Document extract
What changes when the cost of transferring money plummets?
Precedents already exist: M-Pesa pushed mobile payment costs in Kenya close to zero, and the country's financial inclusion rate jumped from 27% to 85%. IMF research found this was incremental growth, not a zero-sum game. India's UPI started with near-zero fees, and digital payment transaction volume exploded from 18 million to 228 billion in less than a decade.
This means more service providers, broader markets, and more mature products, because the entry cost has been compressed to the limit.
This is the Jevons Paradox on the supply side.
Cost Side: The Burden of Compliance and the Shared Ledger Solution
Now, look inside banks.
In North America alone, the financial industry spends $61 billion annually on financial crime compliance.
C-suite executives at large banks spend 42% of their time dealing with regulatory matters, and compliance-related employee hours grew by 61% between 2016 and 2023.
In other words, the reality reflected in the data is—banks are no longer "financial institutions that also do compliance," but rather "compliance institutions that also provide financial services."
These expenditures, whether compliance or technology costs, are largely spent on restoring or preserving information that "should never have been lost in the first place."
Step into a bank audit, and you'll see what auditors are really doing: reconciling accounts, verifying if correspondent bank account balances match; navigating the opaque bilateral relationships across three or four intermediary banks to trace a transaction that no single party can clearly identify end-to-end.
(The blockchain industry's) shared ledger directly solves this problem.
When all transacting parties write to the same ledger, the reconciliation step disappears—not because compliance requirements are lowered, but because that ledger information was already there.
JPMorgan's Kinexys platform processes over $2 billion daily and has settled more than $2 trillion since launch. Its core use case is a multinational corporation using JPMorgan in over a dozen markets needing to transfer funds between internal accounts in real-time. Traditional core banking ledgers operate in silos and can only run in batch processes. Kinexys overlays this, making funds programmable, compressing settlement from end-of-day to seconds, and releasing idle funds previously trapped between batch processing intervals. Currently, JPMorgan has begun launching JPM Coin on the Canton Network, with institutions like Goldman Sachs, DTCC, and Broadridge announcing participation. Banks may prefer tokenized deposits over stablecoins, but the underlying logic is the same: shared infrastructure eliminates the reconciliation layer.

Data lines

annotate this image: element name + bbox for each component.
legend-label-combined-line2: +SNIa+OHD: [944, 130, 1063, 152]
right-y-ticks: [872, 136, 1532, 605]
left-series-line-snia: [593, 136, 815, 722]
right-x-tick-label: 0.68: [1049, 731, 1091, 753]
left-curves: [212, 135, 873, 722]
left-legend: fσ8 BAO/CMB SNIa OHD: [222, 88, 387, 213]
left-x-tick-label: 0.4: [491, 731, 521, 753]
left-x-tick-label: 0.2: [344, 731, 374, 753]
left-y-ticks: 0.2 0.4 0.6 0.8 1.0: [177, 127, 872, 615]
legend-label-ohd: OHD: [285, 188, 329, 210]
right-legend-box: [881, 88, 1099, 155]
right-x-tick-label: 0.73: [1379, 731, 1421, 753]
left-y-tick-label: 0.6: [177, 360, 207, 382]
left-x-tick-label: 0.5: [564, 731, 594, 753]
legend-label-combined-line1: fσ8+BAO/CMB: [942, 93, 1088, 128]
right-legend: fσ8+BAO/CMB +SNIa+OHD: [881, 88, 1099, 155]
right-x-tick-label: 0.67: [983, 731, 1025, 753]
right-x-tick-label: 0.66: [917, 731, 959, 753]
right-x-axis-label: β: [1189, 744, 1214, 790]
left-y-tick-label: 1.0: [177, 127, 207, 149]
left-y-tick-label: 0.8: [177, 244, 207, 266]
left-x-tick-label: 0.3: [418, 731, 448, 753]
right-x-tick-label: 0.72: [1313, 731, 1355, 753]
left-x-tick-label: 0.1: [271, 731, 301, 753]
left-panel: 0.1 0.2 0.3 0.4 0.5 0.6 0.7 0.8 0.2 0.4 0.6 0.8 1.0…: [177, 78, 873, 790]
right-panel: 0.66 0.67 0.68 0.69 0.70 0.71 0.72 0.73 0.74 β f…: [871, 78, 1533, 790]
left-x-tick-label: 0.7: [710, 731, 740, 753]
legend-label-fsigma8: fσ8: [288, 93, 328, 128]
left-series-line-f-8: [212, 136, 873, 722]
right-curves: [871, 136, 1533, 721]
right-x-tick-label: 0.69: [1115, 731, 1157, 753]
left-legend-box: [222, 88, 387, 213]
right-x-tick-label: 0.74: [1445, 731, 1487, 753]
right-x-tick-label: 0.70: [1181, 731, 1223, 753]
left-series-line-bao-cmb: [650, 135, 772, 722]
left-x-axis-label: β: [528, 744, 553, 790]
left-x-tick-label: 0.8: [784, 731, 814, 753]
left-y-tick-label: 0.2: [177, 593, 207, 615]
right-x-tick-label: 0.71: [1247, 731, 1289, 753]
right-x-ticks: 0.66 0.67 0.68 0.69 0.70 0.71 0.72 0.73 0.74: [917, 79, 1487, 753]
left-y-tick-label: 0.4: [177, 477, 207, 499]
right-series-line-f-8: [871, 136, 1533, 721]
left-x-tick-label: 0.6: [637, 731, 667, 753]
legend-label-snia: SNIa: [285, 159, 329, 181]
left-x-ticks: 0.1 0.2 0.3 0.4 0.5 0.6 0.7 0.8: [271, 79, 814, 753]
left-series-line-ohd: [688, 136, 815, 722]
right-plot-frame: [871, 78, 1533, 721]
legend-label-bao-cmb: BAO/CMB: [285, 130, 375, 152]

...

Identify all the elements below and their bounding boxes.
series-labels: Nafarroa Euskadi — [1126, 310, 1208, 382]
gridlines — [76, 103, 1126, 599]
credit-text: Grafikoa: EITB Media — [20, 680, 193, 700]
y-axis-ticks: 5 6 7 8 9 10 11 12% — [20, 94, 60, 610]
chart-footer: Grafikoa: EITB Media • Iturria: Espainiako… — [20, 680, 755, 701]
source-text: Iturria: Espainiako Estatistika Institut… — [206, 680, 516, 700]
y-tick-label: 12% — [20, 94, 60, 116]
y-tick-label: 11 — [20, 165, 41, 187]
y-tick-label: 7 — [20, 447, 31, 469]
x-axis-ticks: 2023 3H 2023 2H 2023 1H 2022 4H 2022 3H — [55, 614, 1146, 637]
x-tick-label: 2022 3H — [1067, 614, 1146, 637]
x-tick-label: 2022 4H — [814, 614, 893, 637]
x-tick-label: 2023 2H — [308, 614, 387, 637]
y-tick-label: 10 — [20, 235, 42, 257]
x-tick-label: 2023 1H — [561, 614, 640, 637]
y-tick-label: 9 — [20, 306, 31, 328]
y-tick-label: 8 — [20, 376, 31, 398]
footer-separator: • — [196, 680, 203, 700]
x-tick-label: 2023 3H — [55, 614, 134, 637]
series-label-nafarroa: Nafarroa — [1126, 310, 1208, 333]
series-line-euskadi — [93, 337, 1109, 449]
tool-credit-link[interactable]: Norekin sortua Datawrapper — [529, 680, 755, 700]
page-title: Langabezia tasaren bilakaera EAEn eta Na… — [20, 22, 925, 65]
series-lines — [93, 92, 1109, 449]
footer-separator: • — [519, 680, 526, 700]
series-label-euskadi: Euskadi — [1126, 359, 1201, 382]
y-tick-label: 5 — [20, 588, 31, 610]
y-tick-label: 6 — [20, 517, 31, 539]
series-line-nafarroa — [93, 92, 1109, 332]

To do
**a)** Output the part of the text on payment costs and bank compliance that begins at the words "This is the" and stops after the words "2016 and 2023.". Reproduce it word for word.
**b)** Answer these questions from the text on payment costs and bank compliance, not the listing:
(i) After mobile payment costs fell, what did Kenya's financial inclusion rate rise to?
(ii) How much does the North American financial industry spend each year on financial crime compliance?
(iii) How much does JPMorgan's Kinexys platform process each day?
**c)** Take the text on payment costs and bank compliance further, picking up after its final sentence.

Responses per task
**a)**
This is the Jevons Paradox on the supply side.
Cost Side: The Burden of Compliance and the Shared Ledger Solution
Now, look inside banks.
In North America alone, the financial industry spends $61 billion annually on financial crime compliance.
C-suite executives at large banks spend 42% of their time dealing with regulatory matters, and compliance-related employee hours grew by 61% between 2016 and 2023.

**b)**
(i) 85%
(ii) $61 billion
(iii) Over $2 billion

**c)**
For the demand side, as the unit cost of compliance falls, institutions can serve more clients and cover more markets in an economically viable way.
Convergence: Two Forces, One Direction
For the banking industry, external entrants are increasing because the original cost barriers are collapsing. Simultaneously, for the many platforms and native forces in the crypto market, internal operational costs are decreasing because infrastructure is continuously upgrading.
As regulatory frameworks like the GENIUS Act and MiCA gradually clarify the rules, the two forces point to the same outcome: more people will gain access to more financial services at lower costs. (Odaily: i.e., so-called "financial inclusion")
In the real world, cloud computing did not (as people once imagined) eliminate data centers but allowed anyone with an API key to tap into its computing power. Now, stablecoins are doing the same to banking: this mature system will not disappear. Instead, it will become part of the infrastructure, allowing others to build more products on top of it.
During the steam revolution, Jevons watched steam engine efficiency improve and coal consumption rise accordingly, calling it a "paradox." In fact, it wasn't a paradox but a pattern: when the unit cost of a foundational service drops low enough, the market doesn't shrink; instead, it reaches everyone previously excluded by the old structural costs.
In 2026, we are about to see just how many people lie behind that boundless market.